--- PROVIDED DATA ---

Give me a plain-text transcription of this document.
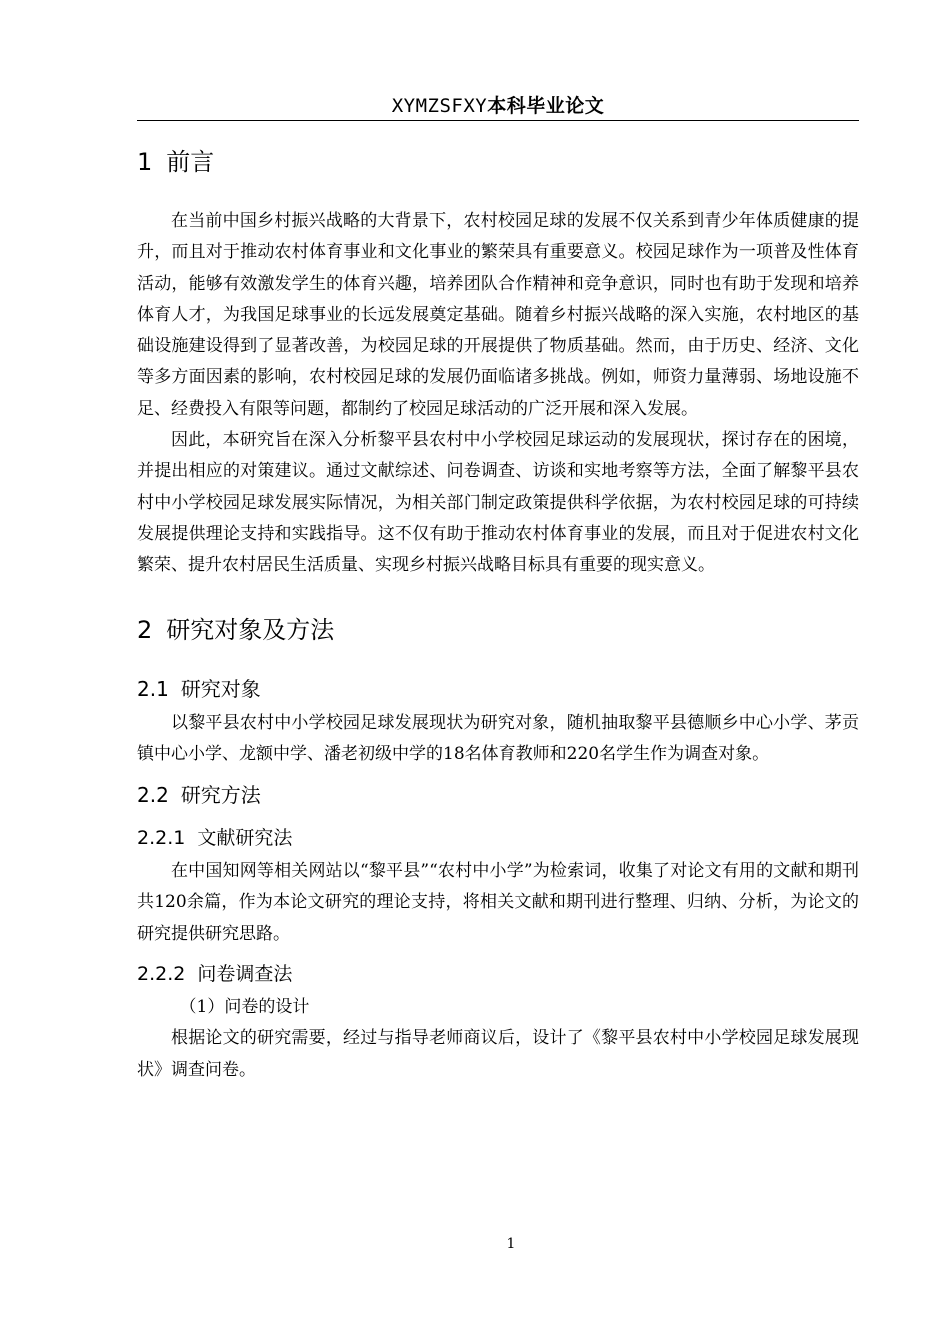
XYMZSFXY本科毕业论文
1 前言

在当前中国乡村振兴战略的大背景下，农村校园足球的发展不仅关系到青少年体质健康的提升，而且对于推动农村体育事业和文化事业的繁荣具有重要意义。校园足球作为一项普及性体育活动，能够有效激发学生的体育兴趣，培养团队合作精神和竞争意识，同时也有助于发现和培养体育人才，为我国足球事业的长远发展奠定基础。随着乡村振兴战略的深入实施，农村地区的基础设施建设得到了显著改善，为校园足球的开展提供了物质基础。然而，由于历史、经济、文化等多方面因素的影响，农村校园足球的发展仍面临诸多挑战。例如，师资力量薄弱、场地设施不足、经费投入有限等问题，都制约了校园足球活动的广泛开展和深入发展。

因此，本研究旨在深入分析黎平县农村中小学校园足球运动的发展现状，探讨存在的困境，并提出相应的对策建议。通过文献综述、问卷调查、访谈和实地考察等方法，全面了解黎平县农村中小学校园足球发展实际情况，为相关部门制定政策提供科学依据，为农村校园足球的可持续发展提供理论支持和实践指导。这不仅有助于推动农村体育事业的发展，而且对于促进农村文化繁荣、提升农村居民生活质量、实现乡村振兴战略目标具有重要的现实意义。

2 研究对象及方法
2.1 研究对象

以黎平县农村中小学校园足球发展现状为研究对象，随机抽取黎平县德顺乡中心小学、茅贡镇中心小学、龙额中学、潘老初级中学的18名体育教师和220名学生作为调查对象。

2.2 研究方法
2.2.1 文献研究法

在中国知网等相关网站以“黎平县”“农村中小学”为检索词，收集了对论文有用的文献和期刊共120余篇，作为本论文研究的理论支持，将相关文献和期刊进行整理、归纳、分析，为论文的研究提供研究思路。

2.2.2 问卷调查法

（1）问卷的设计

根据论文的研究需要，经过与指导老师商议后，设计了《黎平县农村中小学校园足球发展现状》调查问卷。

1
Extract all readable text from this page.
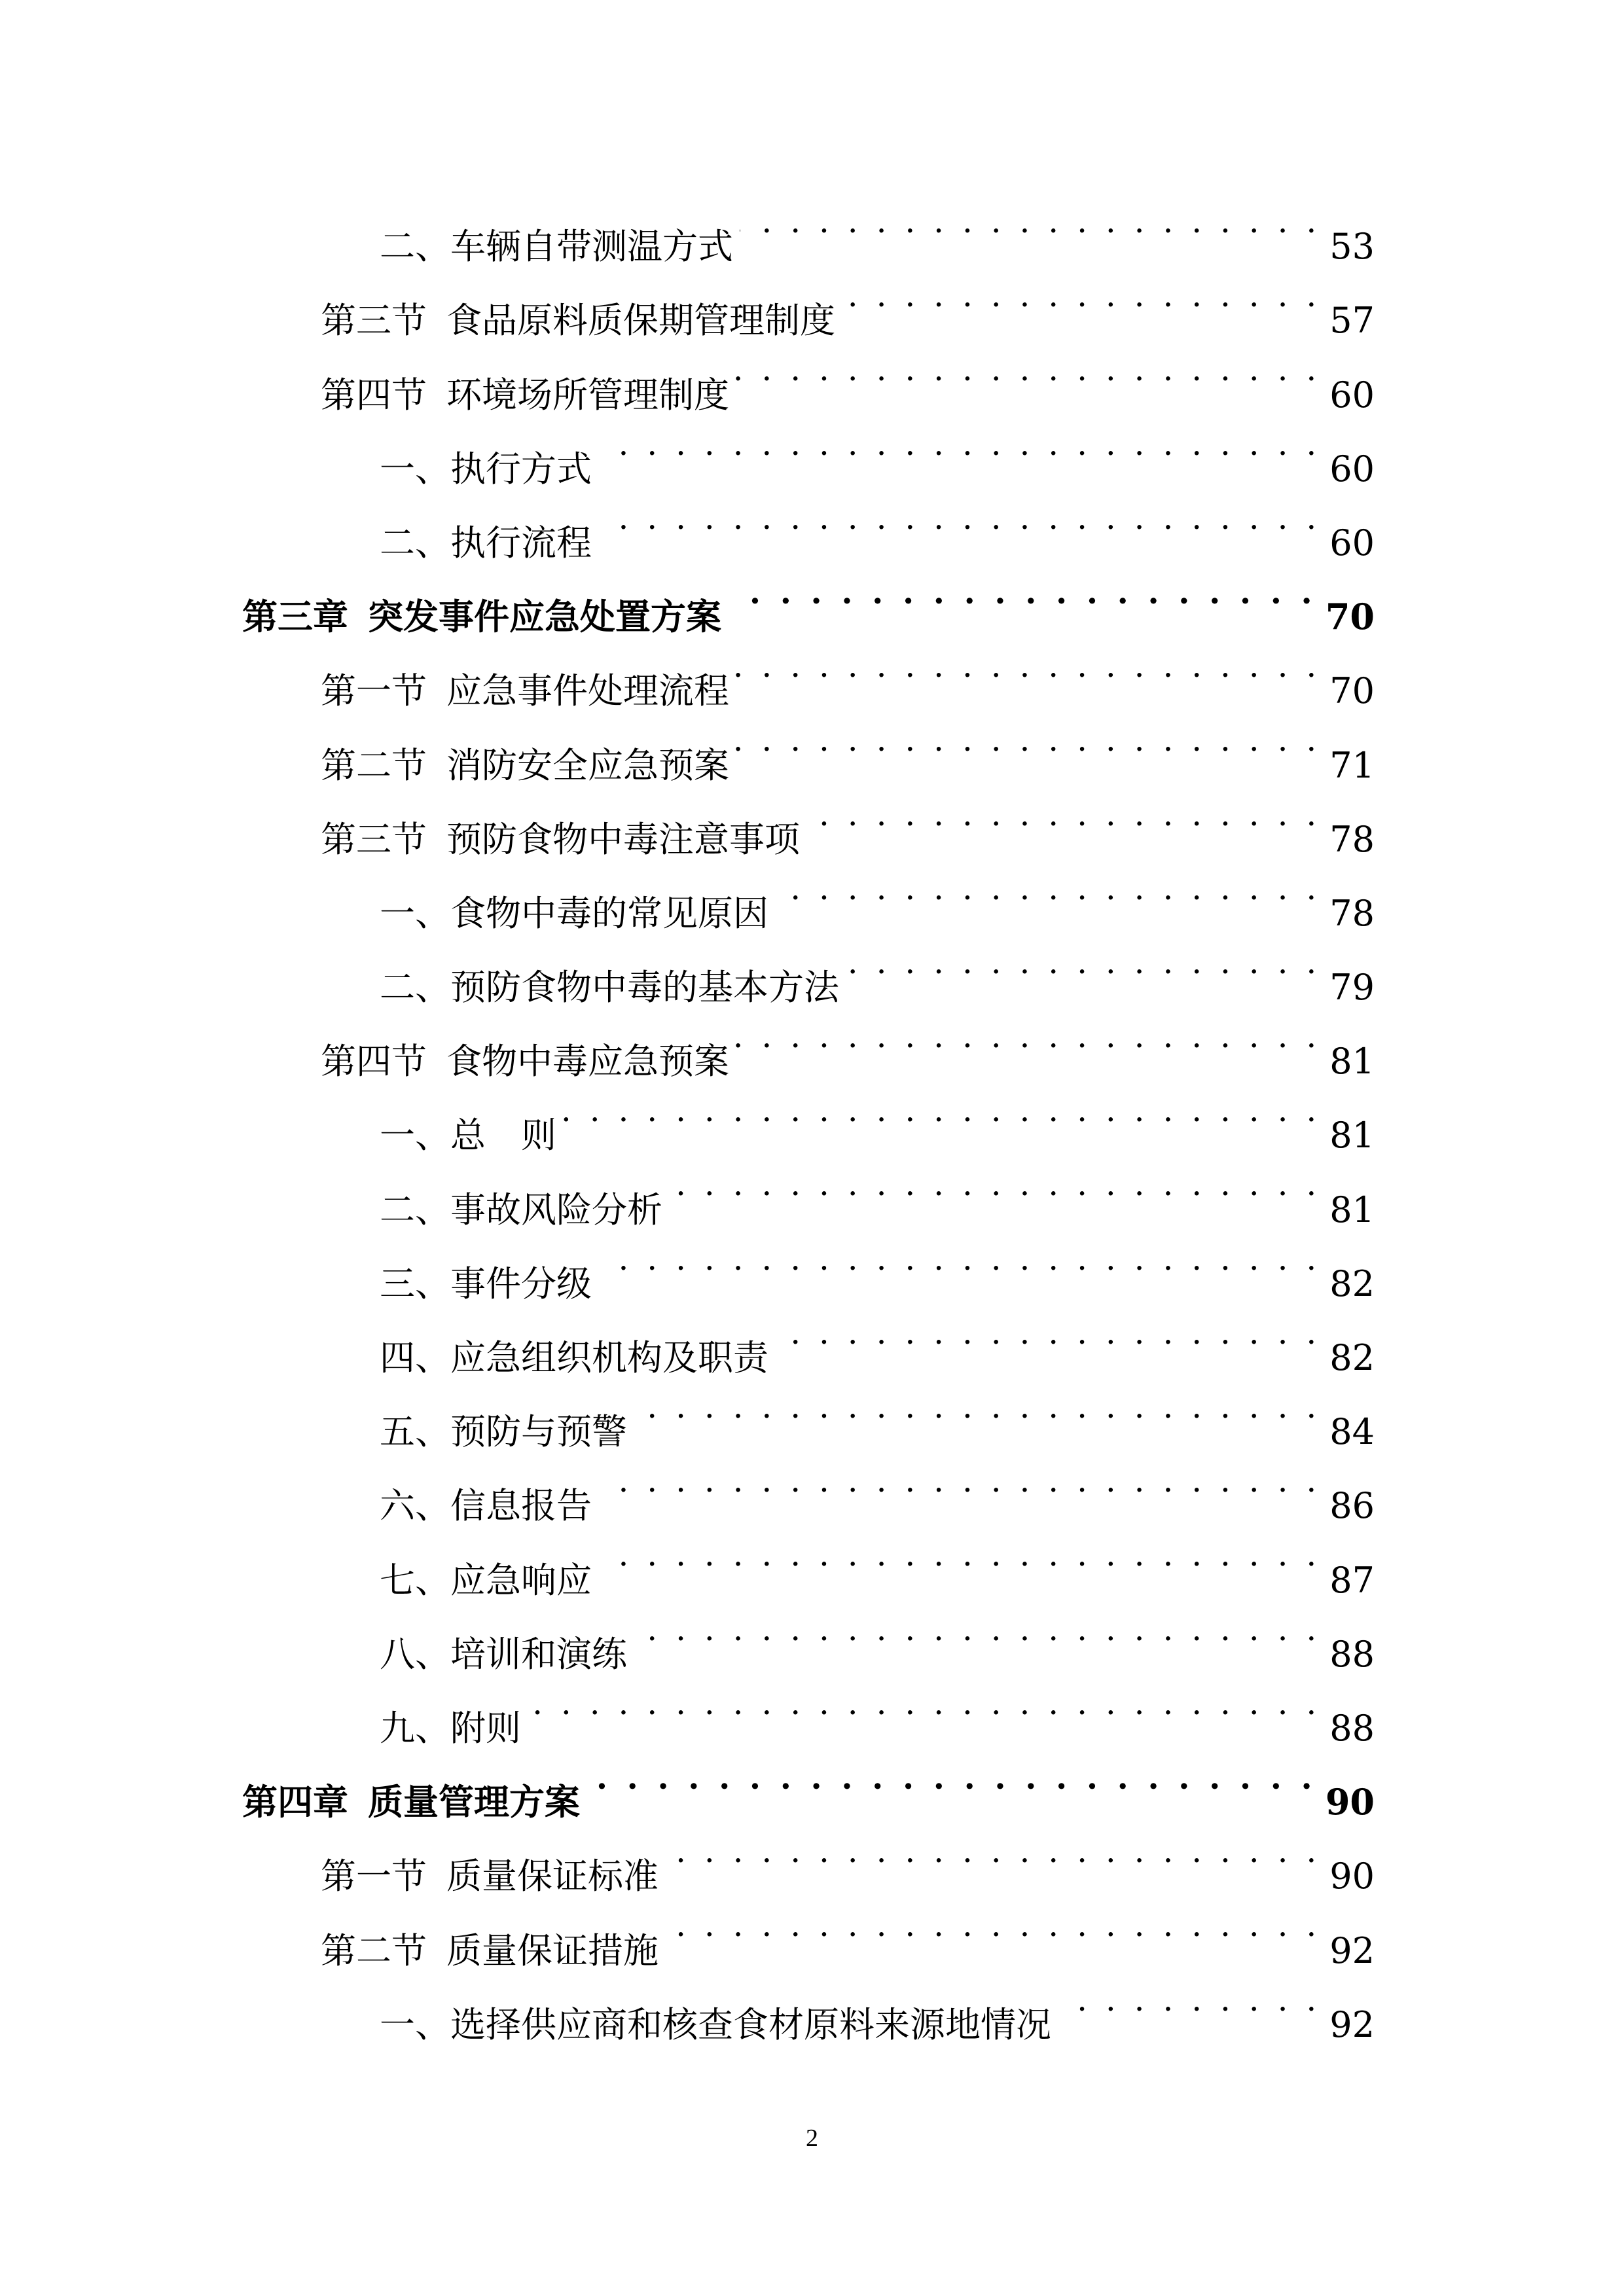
二、车辆自带测温方式 . . .	53
第三节 食品原料质保期管理制度 . . .	57
第四节 环境场所管理制度 . . .	60
一、执行方式 . . .	60
二、执行流程 . . .	60
第三章 突发事件应急处置方案 . . .	70
第一节 应急事件处理流程 . . .	70
第二节 消防安全应急预案 . . .	71
第三节 预防食物中毒注意事项 . . .	78
一、食物中毒的常见原因 . . .	78
二、预防食物中毒的基本方法 . . .	79
第四节 食物中毒应急预案 . . .	81
一、总　则 . . .	81
二、事故风险分析 . . .	81
三、事件分级 . . .	82
四、应急组织机构及职责 . . .	82
五、预防与预警 . . .	84
六、信息报告 . . .	86
七、应急响应 . . .	87
八、培训和演练 . . .	88
九、附则 . . .	88
第四章 质量管理方案 . . .	90
第一节 质量保证标准 . . .	90
第二节 质量保证措施 . . .	92
一、选择供应商和核查食材原料来源地情况 . . .	92
2
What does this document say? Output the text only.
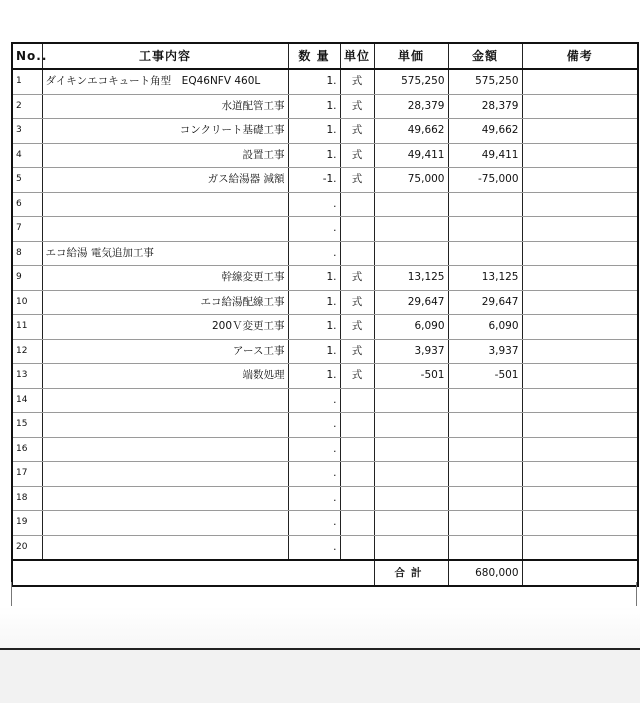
No..	工事内容	数 量	単位	単価	金額	備考
1	ダイキンエコキュート角型　EQ46NFV 460L	1.	式	575,250	575,250	
2	水道配管工事	1.	式	28,379	28,379	
3	コンクリート基礎工事	1.	式	49,662	49,662	
4	設置工事	1.	式	49,411	49,411	
5	ガス給湯器 減額	-1.	式	75,000	-75,000	
6		.				
7		.				
8	エコ給湯 電気追加工事	.				
9	幹線変更工事	1.	式	13,125	13,125	
10	エコ給湯配線工事	1.	式	29,647	29,647	
11	200Ｖ変更工事	1.	式	6,090	6,090	
12	アース工事	1.	式	3,937	3,937	
13	端数処理	1.	式	-501	-501	
14		.				
15		.				
16		.				
17		.				
18		.				
19		.				
20		.				
				合計	680,000	
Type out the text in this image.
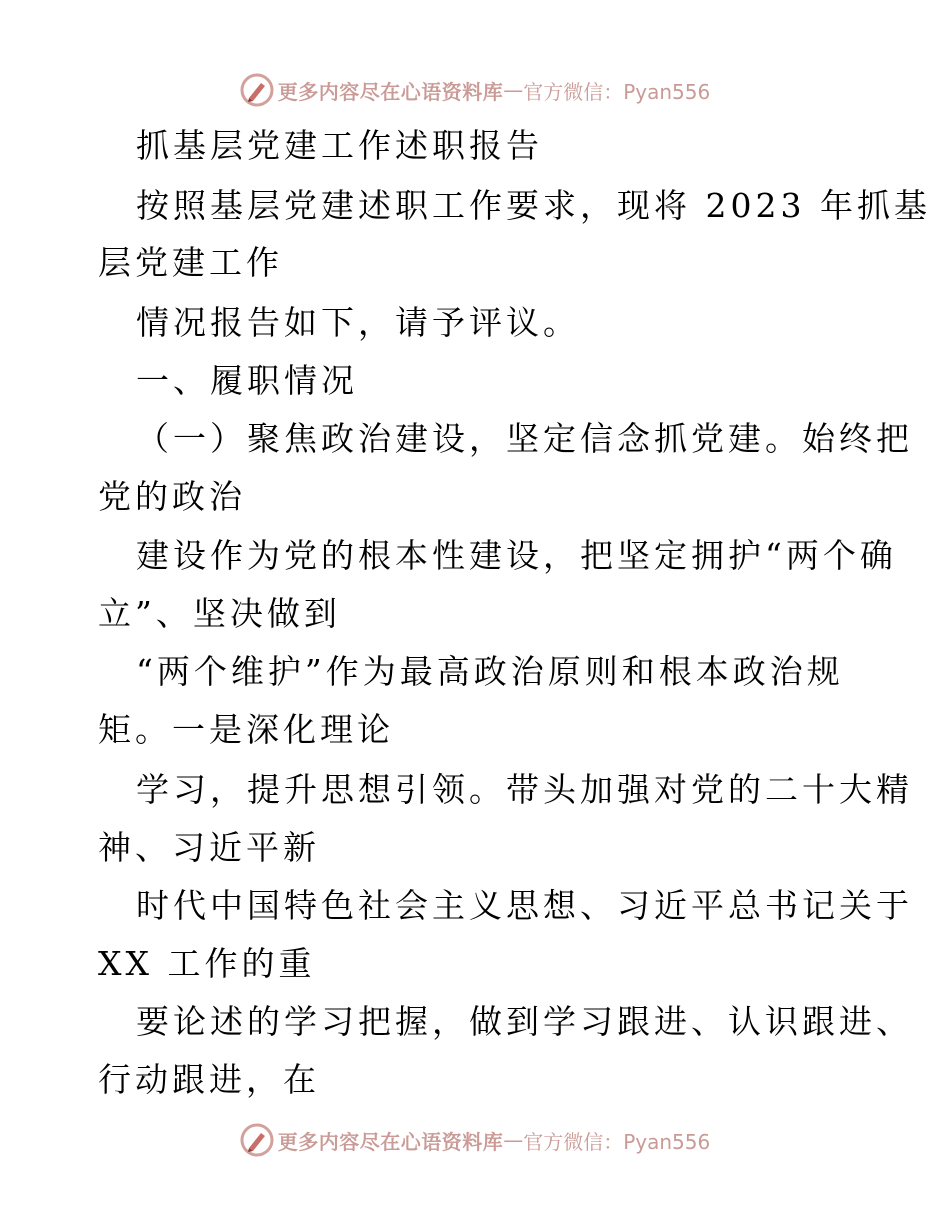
更多内容尽在心语资料库 — 官方微信：Pyan556
抓基层党建工作述职报告
按照基层党建述职工作要求，现将 2023 年抓基
层党建工作
情况报告如下，请予评议。
一、履职情况
（一）聚焦政治建设，坚定信念抓党建。始终把
党的政治
建设作为党的根本性建设，把坚定拥护“两个确
立”、坚决做到
“两个维护”作为最高政治原则和根本政治规
矩。一是深化理论
学习，提升思想引领。带头加强对党的二十大精
神、习近平新
时代中国特色社会主义思想、习近平总书记关于
XX 工作的重
要论述的学习把握，做到学习跟进、认识跟进、
行动跟进，在
更多内容尽在心语资料库 — 官方微信：Pyan556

---

WHAT THE EXERCISE ASKS - Find each line holding the word "text" and copy it.

ANSWER TO THE TASK -
Give me a plain-text transcription of this document.
Extract all readable text from this page.
What does this document say? Output the text only.
Type out the text in this image.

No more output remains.